Directions for this task. Print the listing below exactly.

+++++

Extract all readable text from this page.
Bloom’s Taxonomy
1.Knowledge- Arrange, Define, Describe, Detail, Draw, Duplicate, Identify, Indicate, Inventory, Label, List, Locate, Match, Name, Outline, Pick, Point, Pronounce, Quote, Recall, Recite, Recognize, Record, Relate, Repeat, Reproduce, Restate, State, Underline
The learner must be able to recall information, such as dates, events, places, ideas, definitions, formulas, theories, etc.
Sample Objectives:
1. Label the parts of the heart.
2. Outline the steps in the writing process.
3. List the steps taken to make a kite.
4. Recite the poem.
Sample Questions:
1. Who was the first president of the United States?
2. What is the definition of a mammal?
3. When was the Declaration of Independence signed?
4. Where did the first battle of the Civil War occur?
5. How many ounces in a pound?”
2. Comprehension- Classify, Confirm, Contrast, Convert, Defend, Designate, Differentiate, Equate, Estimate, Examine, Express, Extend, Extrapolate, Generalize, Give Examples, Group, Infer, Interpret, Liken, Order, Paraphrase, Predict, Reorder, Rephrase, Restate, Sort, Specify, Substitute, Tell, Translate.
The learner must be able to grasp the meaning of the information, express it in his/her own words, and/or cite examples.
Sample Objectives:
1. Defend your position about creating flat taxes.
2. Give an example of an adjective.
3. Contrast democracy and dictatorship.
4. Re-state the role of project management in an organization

+++++

Response for this exercise.
Extract all readable text from this page.
Bloom’s Taxonomy
1.Knowledge- Arrange, Define, Describe, Detail, Draw, Duplicate, Identify, Indicate, Inventory, Label, List, Locate, Match, Name, Outline, Pick, Point, Pronounce, Quote, Recall, Recite, Recognize, Record, Relate, Repeat, Reproduce, Restate, State, Underline
The learner must be able to recall information, such as dates, events, places, ideas, definitions, formulas, theories, etc.
Sample Objectives:
1. Label the parts of the heart.
2. Outline the steps in the writing process.
3. List the steps taken to make a kite.
4. Recite the poem.
Sample Questions:
1. Who was the first president of the United States?
2. What is the definition of a mammal?
3. When was the Declaration of Independence signed?
4. Where did the first battle of the Civil War occur?
5. How many ounces in a pound?”
2. Comprehension- Classify, Confirm, Contrast, Convert, Defend, Designate, Differentiate, Equate, Estimate, Examine, Express, Extend, Extrapolate, Generalize, Give Examples, Group, Infer, Interpret, Liken, Order, Paraphrase, Predict, Reorder, Rephrase, Restate, Sort, Specify, Substitute, Tell, Translate.
The learner must be able to grasp the meaning of the information, express it in his/her own words, and/or cite examples.
Sample Objectives:
1. Defend your position about creating flat taxes.
2. Give an example of an adjective.
3. Contrast democracy and dictatorship.
4. Re-state the role of project management in an organization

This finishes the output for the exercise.